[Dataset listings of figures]
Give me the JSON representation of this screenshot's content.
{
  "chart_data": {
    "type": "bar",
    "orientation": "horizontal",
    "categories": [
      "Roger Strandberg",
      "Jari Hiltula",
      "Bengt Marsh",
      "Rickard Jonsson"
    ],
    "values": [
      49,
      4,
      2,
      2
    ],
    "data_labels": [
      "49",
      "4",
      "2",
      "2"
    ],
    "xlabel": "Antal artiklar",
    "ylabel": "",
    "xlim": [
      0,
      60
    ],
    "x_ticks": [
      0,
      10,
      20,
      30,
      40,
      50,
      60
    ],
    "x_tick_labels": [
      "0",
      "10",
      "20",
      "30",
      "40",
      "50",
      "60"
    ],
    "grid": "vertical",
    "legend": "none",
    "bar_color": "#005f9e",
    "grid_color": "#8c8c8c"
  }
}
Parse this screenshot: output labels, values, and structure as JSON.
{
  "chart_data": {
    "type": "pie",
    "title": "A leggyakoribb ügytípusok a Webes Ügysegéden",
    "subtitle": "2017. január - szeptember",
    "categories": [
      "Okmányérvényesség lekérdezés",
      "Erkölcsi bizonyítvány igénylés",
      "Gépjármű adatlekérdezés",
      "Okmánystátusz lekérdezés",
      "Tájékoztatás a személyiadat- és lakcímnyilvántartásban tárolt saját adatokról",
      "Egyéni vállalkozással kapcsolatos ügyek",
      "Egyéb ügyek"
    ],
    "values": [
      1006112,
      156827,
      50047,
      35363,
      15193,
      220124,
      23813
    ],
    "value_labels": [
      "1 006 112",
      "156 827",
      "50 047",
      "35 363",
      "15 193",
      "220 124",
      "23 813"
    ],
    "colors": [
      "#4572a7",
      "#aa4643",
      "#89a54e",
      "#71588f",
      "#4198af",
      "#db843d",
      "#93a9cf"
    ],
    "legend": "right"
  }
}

■ GIVEN TASK ■
Write down every line of the data exactly as it appears above.

■ OUTPUT FOR THIS TASK ■
Give me the JSON representation of this screenshot's content.
{
  "chart_data": {
    "type": "bar",
    "orientation": "horizontal",
    "categories": [
      "Roger Strandberg",
      "Jari Hiltula",
      "Bengt Marsh",
      "Rickard Jonsson"
    ],
    "values": [
      49,
      4,
      2,
      2
    ],
    "data_labels": [
      "49",
      "4",
      "2",
      "2"
    ],
    "xlabel": "Antal artiklar",
    "ylabel": "",
    "xlim": [
      0,
      60
    ],
    "x_ticks": [
      0,
      10,
      20,
      30,
      40,
      50,
      60
    ],
    "x_tick_labels": [
      "0",
      "10",
      "20",
      "30",
      "40",
      "50",
      "60"
    ],
    "grid": "vertical",
    "legend": "none",
    "bar_color": "#005f9e",
    "grid_color": "#8c8c8c"
  }
}
Parse this screenshot: output labels, values, and structure as JSON.
{
  "chart_data": {
    "type": "pie",
    "title": "A leggyakoribb ügytípusok a Webes Ügysegéden",
    "subtitle": "2017. január - szeptember",
    "categories": [
      "Okmányérvényesség lekérdezés",
      "Erkölcsi bizonyítvány igénylés",
      "Gépjármű adatlekérdezés",
      "Okmánystátusz lekérdezés",
      "Tájékoztatás a személyiadat- és lakcímnyilvántartásban tárolt saját adatokról",
      "Egyéni vállalkozással kapcsolatos ügyek",
      "Egyéb ügyek"
    ],
    "values": [
      1006112,
      156827,
      50047,
      35363,
      15193,
      220124,
      23813
    ],
    "value_labels": [
      "1 006 112",
      "156 827",
      "50 047",
      "35 363",
      "15 193",
      "220 124",
      "23 813"
    ],
    "colors": [
      "#4572a7",
      "#aa4643",
      "#89a54e",
      "#71588f",
      "#4198af",
      "#db843d",
      "#93a9cf"
    ],
    "legend": "right"
  }
}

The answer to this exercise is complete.